» What the task asks
Everything in the listing except the pictures should be written out exactly.

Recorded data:
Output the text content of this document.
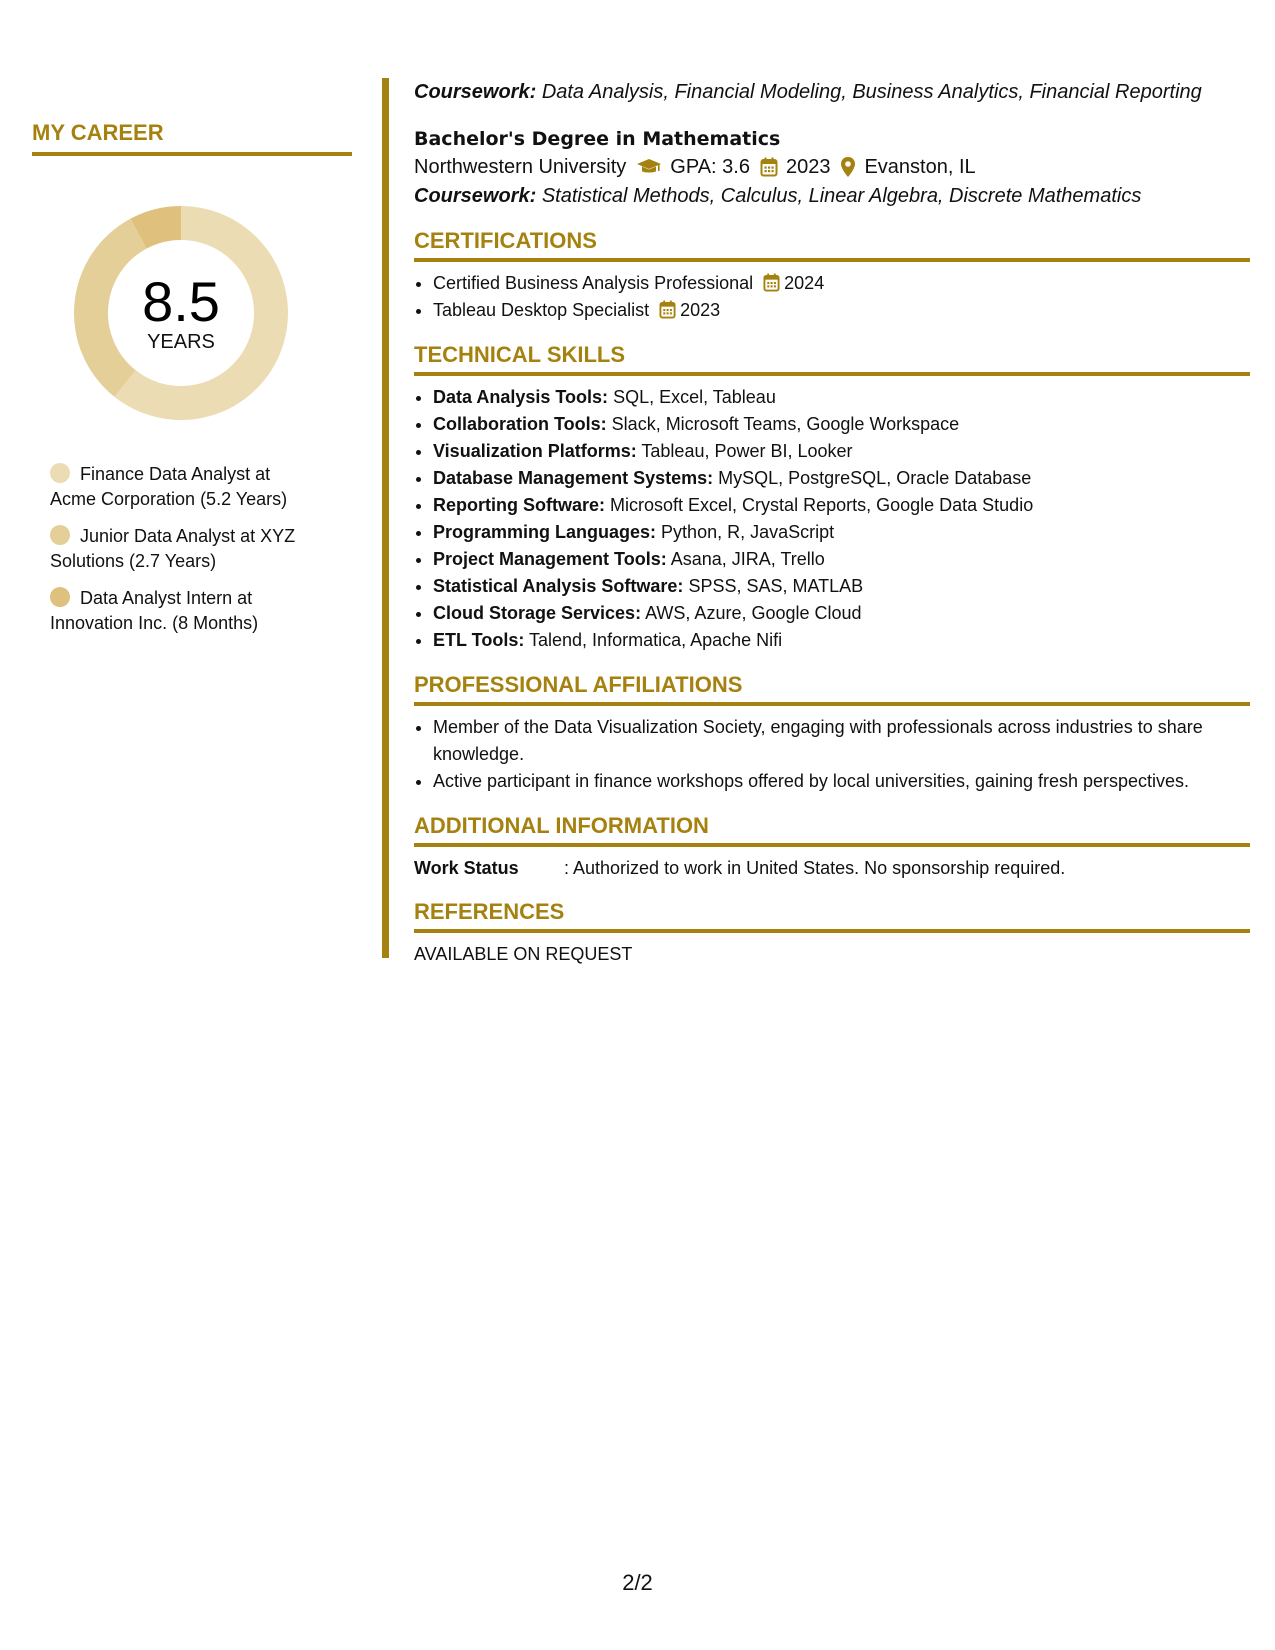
MY CAREER
8.5
YEARS
Finance Data Analyst at Acme Corporation (5.2 Years)
Junior Data Analyst at XYZ Solutions (2.7 Years)
Data Analyst Intern at Innovation Inc. (8 Months)

Coursework: Data Analysis, Financial Modeling, Business Analytics, Financial Reporting

Bachelor's Degree in Mathematics
Northwestern University GPA: 3.6 2023 Evanston, IL

Coursework: Statistical Methods, Calculus, Linear Algebra, Discrete Mathematics

CERTIFICATIONS
• Certified Business Analysis Professional 2024
• Tableau Desktop Specialist 2023
TECHNICAL SKILLS
• Data Analysis Tools: SQL, Excel, Tableau
• Collaboration Tools: Slack, Microsoft Teams, Google Workspace
• Visualization Platforms: Tableau, Power BI, Looker
• Database Management Systems: MySQL, PostgreSQL, Oracle Database
• Reporting Software: Microsoft Excel, Crystal Reports, Google Data Studio
• Programming Languages: Python, R, JavaScript
• Project Management Tools: Asana, JIRA, Trello
• Statistical Analysis Software: SPSS, SAS, MATLAB
• Cloud Storage Services: AWS, Azure, Google Cloud
• ETL Tools: Talend, Informatica, Apache Nifi
PROFESSIONAL AFFILIATIONS
• Member of the Data Visualization Society, engaging with professionals across industries to share knowledge.
• Active participant in finance workshops offered by local universities, gaining fresh perspectives.
ADDITIONAL INFORMATION
Work Status	: Authorized to work in United States. No sponsorship required.
REFERENCES
AVAILABLE ON REQUEST
2/2
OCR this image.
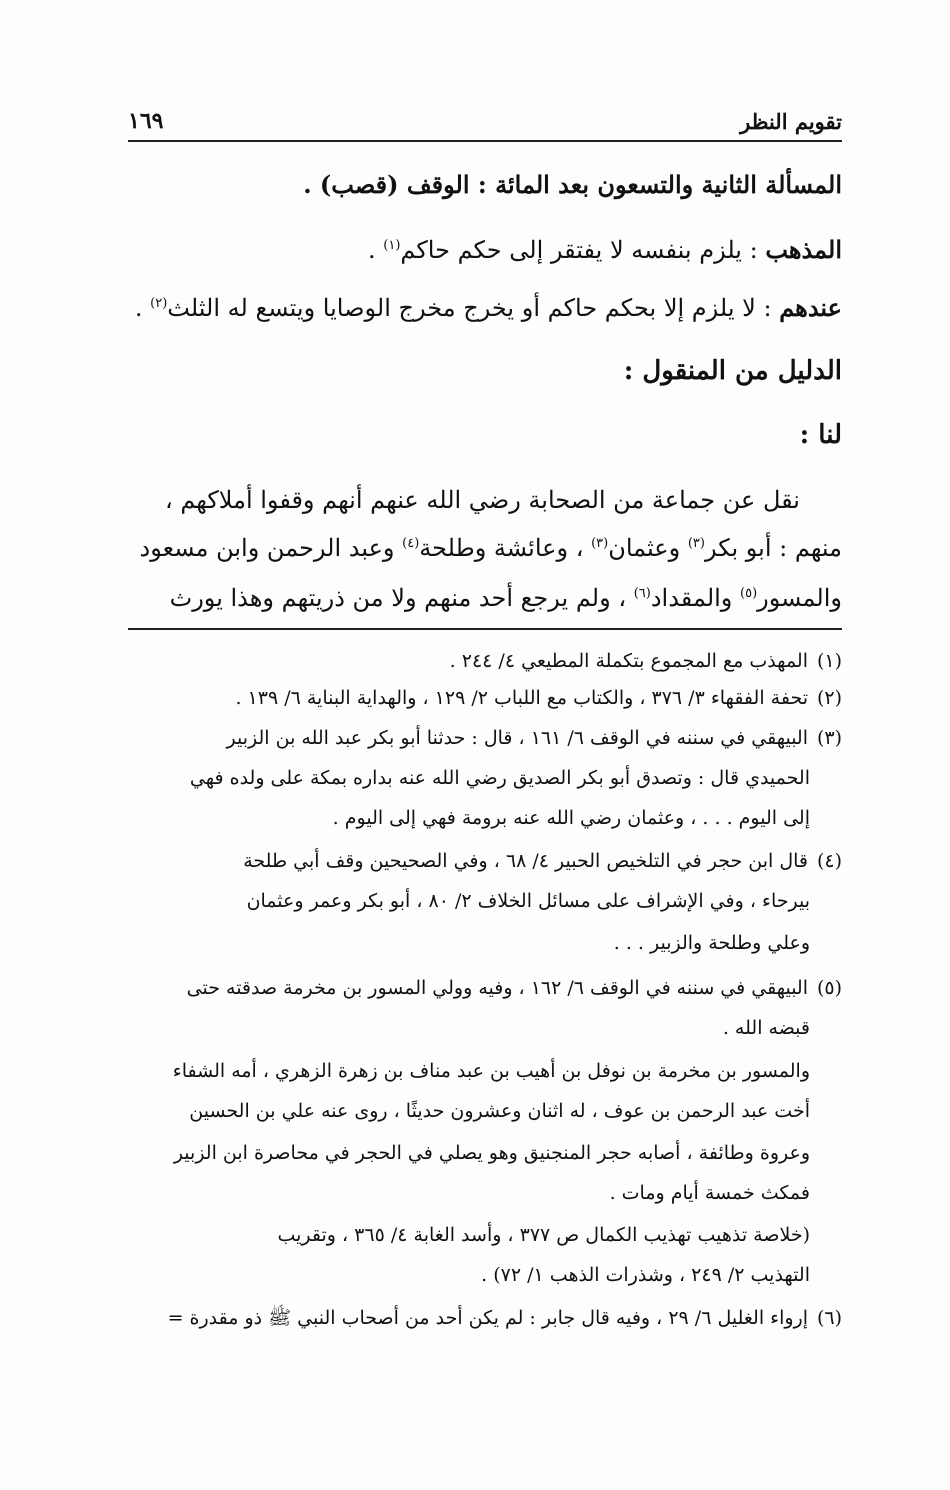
تقويم النظر
١٦٩
المسألة الثانية والتسعون بعد المائة : الوقف (قصب) .
المذهب : يلزم بنفسه لا يفتقر إلى حكم حاكم$^{(١)}$ .
عندهم : لا يلزم إلا بحكم حاكم أو يخرج مخرج الوصايا ويتسع له الثلث$^{(٢)}$ .
الدليل من المنقول :
لنا :
نقل عن جماعة من الصحابة رضي الله عنهم أنهم وقفوا أملاكهم ،
منهم : أبو بكر$^{(٣)}$ وعثمان$^{(٣)}$ ، وعائشة وطلحة$^{(٤)}$ وعبد الرحمن وابن مسعود
والمسور$^{(٥)}$ والمقداد$^{(٦)}$ ، ولم يرجع أحد منهم ولا من ذريتهم وهذا يورث
(١)المهذب مع المجموع بتكملة المطيعي ٤/ ٢٤٤ .
(٢)تحفة الفقهاء ٣/ ٣٧٦ ، والكتاب مع اللباب ٢/ ١٢٩ ، والهداية البناية ٦/ ١٣٩ .
(٣)البيهقي في سننه في الوقف ٦/ ١٦١ ، قال : حدثنا أبو بكر عبد الله بن الزبير
الحميدي قال : وتصدق أبو بكر الصديق رضي الله عنه بداره بمكة على ولده فهي
إلى اليوم . . . ، وعثمان رضي الله عنه برومة فهي إلى اليوم .
(٤)قال ابن حجر في التلخيص الحبير ٤/ ٦٨ ، وفي الصحيحين وقف أبي طلحة
بيرحاء ، وفي الإشراف على مسائل الخلاف ٢/ ٨٠ ، أبو بكر وعمر وعثمان
وعلي وطلحة والزبير . . .
(٥)البيهقي في سننه في الوقف ٦/ ١٦٢ ، وفيه وولي المسور بن مخرمة صدقته حتى
قبضه الله .
والمسور بن مخرمة بن نوفل بن أهيب بن عبد مناف بن زهرة الزهري ، أمه الشفاء
أخت عبد الرحمن بن عوف ، له اثنان وعشرون حديثًا ، روى عنه علي بن الحسين
وعروة وطائفة ، أصابه حجر المنجنيق وهو يصلي في الحجر في محاصرة ابن الزبير
فمكث خمسة أيام ومات .
(خلاصة تذهيب تهذيب الكمال ص ٣٧٧ ، وأسد الغابة ٤/ ٣٦٥ ، وتقريب
التهذيب ٢/ ٢٤٩ ، وشذرات الذهب ١/ ٧٢) .
(٦)إرواء الغليل ٦/ ٢٩ ، وفيه قال جابر : لم يكن أحد من أصحاب النبي ﷺ ذو مقدرة =
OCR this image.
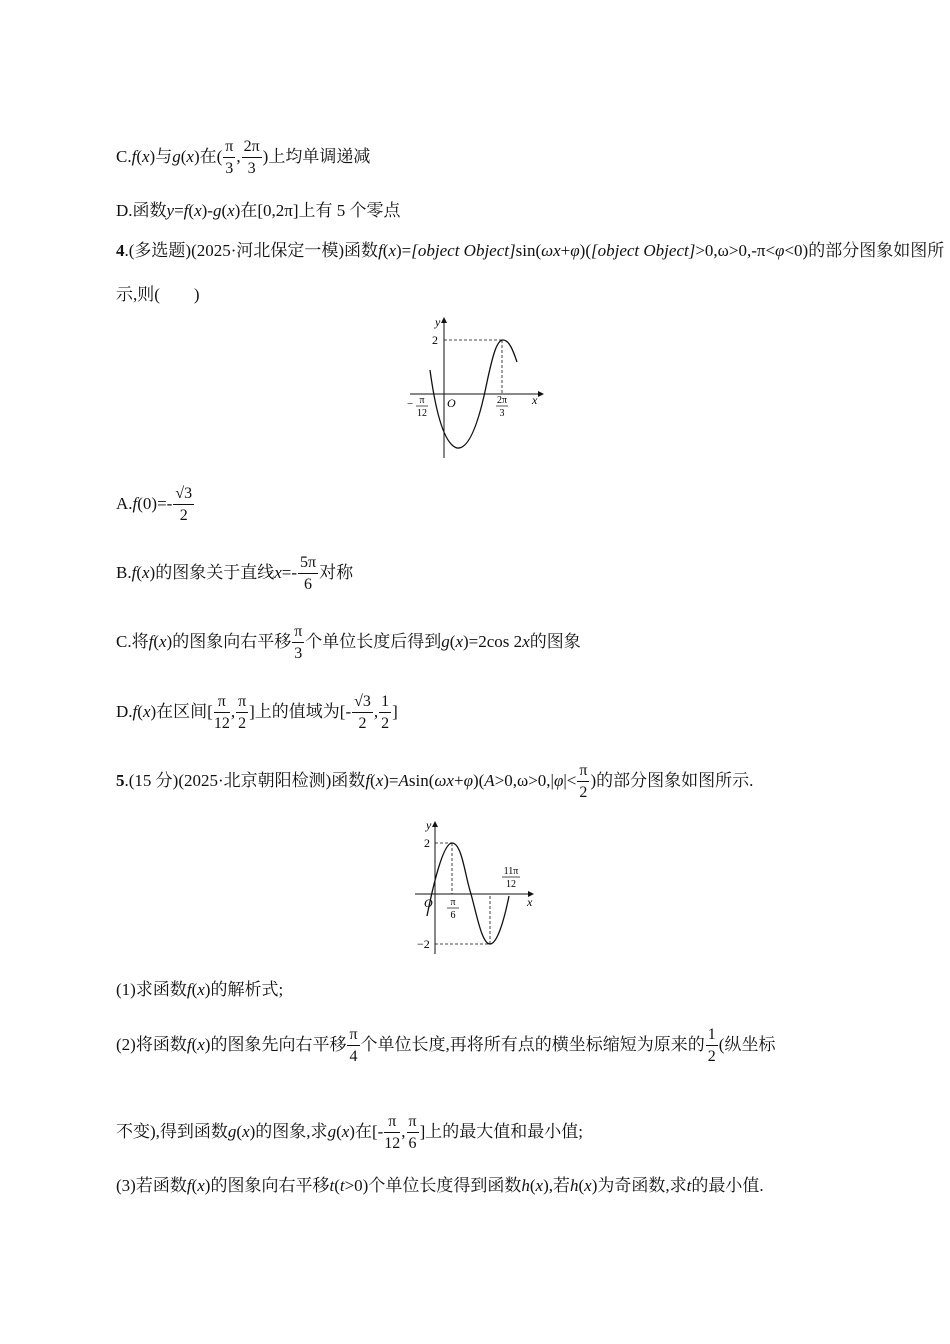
C.f(x)与g(x)在( $\frac{\pi}{3}$ , $\frac{2\pi}{3}$ )上均单调递减
D.函数y=f(x)-g(x)在[0,2π]上有 5 个零点
4.(多选题)(2025·河北保定一模)函数f(x)=[object Object]sin(ωx+φ)([object Object]>0,ω>0,-π<φ<0)的部分图象如图所
示,则(　　)
y
2
O	x
− π
12
2π
3
$A.f(0)=- \frac{√3}{2}$
B.f(x)的图象关于直线$x=- \frac{5\pi}{6}$ 对称
C.将f(x)的图象向右平移 $\frac{\pi}{3}$ 个单位长度后得到g(x)=2cos 2x的图象
D.f(x)在区间[ $\frac{\pi}{12}$ , $\frac{\pi}{2}$ ]上的值域为[- $\frac{√3}{2}$ , $\frac{1}{2}$ ]
5.(15 分)(2025·北京朝阳检测)函数$f(x)=Asin(\omega x+\varphi)(A>0,\omega>0,|\varphi|< \frac{\pi}{2}$ )的部分图象如图所示.
y
2
−2
O	x
π
6
11π
12
(1)求函数f(x)的解析式;
(2)将函数f(x)的图象先向右平移 $\frac{\pi}{4}$ 个单位长度,再将所有点的横坐标缩短为原来的 $\frac{1}{2}$ (纵坐标
不变),得到函数g(x)的图象,求g(x)在[- $\frac{\pi}{12}$ , $\frac{\pi}{6}$ ]上的最大值和最小值;
(3)若函数f(x)的图象向右平移t(t>0)个单位长度得到函数h(x),若h(x)为奇函数,求t的最小值.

» Full answer
Output the text content of this document.
MY CAREER
8.5
YEARS
Finance Data Analyst at Acme Corporation (5.2 Years)
Junior Data Analyst at XYZ Solutions (2.7 Years)
Data Analyst Intern at Innovation Inc. (8 Months)

Coursework: Data Analysis, Financial Modeling, Business Analytics, Financial Reporting

Bachelor's Degree in Mathematics
Northwestern University GPA: 3.6 2023 Evanston, IL

Coursework: Statistical Methods, Calculus, Linear Algebra, Discrete Mathematics

CERTIFICATIONS
• Certified Business Analysis Professional 2024
• Tableau Desktop Specialist 2023
TECHNICAL SKILLS
• Data Analysis Tools: SQL, Excel, Tableau
• Collaboration Tools: Slack, Microsoft Teams, Google Workspace
• Visualization Platforms: Tableau, Power BI, Looker
• Database Management Systems: MySQL, PostgreSQL, Oracle Database
• Reporting Software: Microsoft Excel, Crystal Reports, Google Data Studio
• Programming Languages: Python, R, JavaScript
• Project Management Tools: Asana, JIRA, Trello
• Statistical Analysis Software: SPSS, SAS, MATLAB
• Cloud Storage Services: AWS, Azure, Google Cloud
• ETL Tools: Talend, Informatica, Apache Nifi
PROFESSIONAL AFFILIATIONS
• Member of the Data Visualization Society, engaging with professionals across industries to share knowledge.
• Active participant in finance workshops offered by local universities, gaining fresh perspectives.
ADDITIONAL INFORMATION
Work Status	: Authorized to work in United States. No sponsorship required.
REFERENCES
AVAILABLE ON REQUEST
2/2
OCR this image.
تقويم النظر
١٦٩
المسألة الثانية والتسعون بعد المائة : الوقف (قصب) .
المذهب : يلزم بنفسه لا يفتقر إلى حكم حاكم$^{(١)}$ .
عندهم : لا يلزم إلا بحكم حاكم أو يخرج مخرج الوصايا ويتسع له الثلث$^{(٢)}$ .
الدليل من المنقول :
لنا :
نقل عن جماعة من الصحابة رضي الله عنهم أنهم وقفوا أملاكهم ،
منهم : أبو بكر$^{(٣)}$ وعثمان$^{(٣)}$ ، وعائشة وطلحة$^{(٤)}$ وعبد الرحمن وابن مسعود
والمسور$^{(٥)}$ والمقداد$^{(٦)}$ ، ولم يرجع أحد منهم ولا من ذريتهم وهذا يورث
(١)المهذب مع المجموع بتكملة المطيعي ٤/ ٢٤٤ .
(٢)تحفة الفقهاء ٣/ ٣٧٦ ، والكتاب مع اللباب ٢/ ١٢٩ ، والهداية البناية ٦/ ١٣٩ .
(٣)البيهقي في سننه في الوقف ٦/ ١٦١ ، قال : حدثنا أبو بكر عبد الله بن الزبير
الحميدي قال : وتصدق أبو بكر الصديق رضي الله عنه بداره بمكة على ولده فهي
إلى اليوم . . . ، وعثمان رضي الله عنه برومة فهي إلى اليوم .
(٤)قال ابن حجر في التلخيص الحبير ٤/ ٦٨ ، وفي الصحيحين وقف أبي طلحة
بيرحاء ، وفي الإشراف على مسائل الخلاف ٢/ ٨٠ ، أبو بكر وعمر وعثمان
وعلي وطلحة والزبير . . .
(٥)البيهقي في سننه في الوقف ٦/ ١٦٢ ، وفيه وولي المسور بن مخرمة صدقته حتى
قبضه الله .
والمسور بن مخرمة بن نوفل بن أهيب بن عبد مناف بن زهرة الزهري ، أمه الشفاء
أخت عبد الرحمن بن عوف ، له اثنان وعشرون حديثًا ، روى عنه علي بن الحسين
وعروة وطائفة ، أصابه حجر المنجنيق وهو يصلي في الحجر في محاصرة ابن الزبير
فمكث خمسة أيام ومات .
(خلاصة تذهيب تهذيب الكمال ص ٣٧٧ ، وأسد الغابة ٤/ ٣٦٥ ، وتقريب
التهذيب ٢/ ٢٤٩ ، وشذرات الذهب ١/ ٧٢) .
(٦)إرواء الغليل ٦/ ٢٩ ، وفيه قال جابر : لم يكن أحد من أصحاب النبي ﷺ ذو مقدرة =
OCR this image.
C.f(x)与g(x)在( $\frac{\pi}{3}$ , $\frac{2\pi}{3}$ )上均单调递减
D.函数y=f(x)-g(x)在[0,2π]上有 5 个零点
4.(多选题)(2025·河北保定一模)函数f(x)=[object Object]sin(ωx+φ)([object Object]>0,ω>0,-π<φ<0)的部分图象如图所
示,则(　　)
y
2
O	x
− π
12
2π
3
$A.f(0)=- \frac{√3}{2}$
B.f(x)的图象关于直线$x=- \frac{5\pi}{6}$ 对称
C.将f(x)的图象向右平移 $\frac{\pi}{3}$ 个单位长度后得到g(x)=2cos 2x的图象
D.f(x)在区间[ $\frac{\pi}{12}$ , $\frac{\pi}{2}$ ]上的值域为[- $\frac{√3}{2}$ , $\frac{1}{2}$ ]
5.(15 分)(2025·北京朝阳检测)函数$f(x)=Asin(\omega x+\varphi)(A>0,\omega>0,|\varphi|< \frac{\pi}{2}$ )的部分图象如图所示.
y
2
−2
O	x
π
6
11π
12
(1)求函数f(x)的解析式;
(2)将函数f(x)的图象先向右平移 $\frac{\pi}{4}$ 个单位长度,再将所有点的横坐标缩短为原来的 $\frac{1}{2}$ (纵坐标
不变),得到函数g(x)的图象,求g(x)在[- $\frac{\pi}{12}$ , $\frac{\pi}{6}$ ]上的最大值和最小值;
(3)若函数f(x)的图象向右平移t(t>0)个单位长度得到函数h(x),若h(x)为奇函数,求t的最小值.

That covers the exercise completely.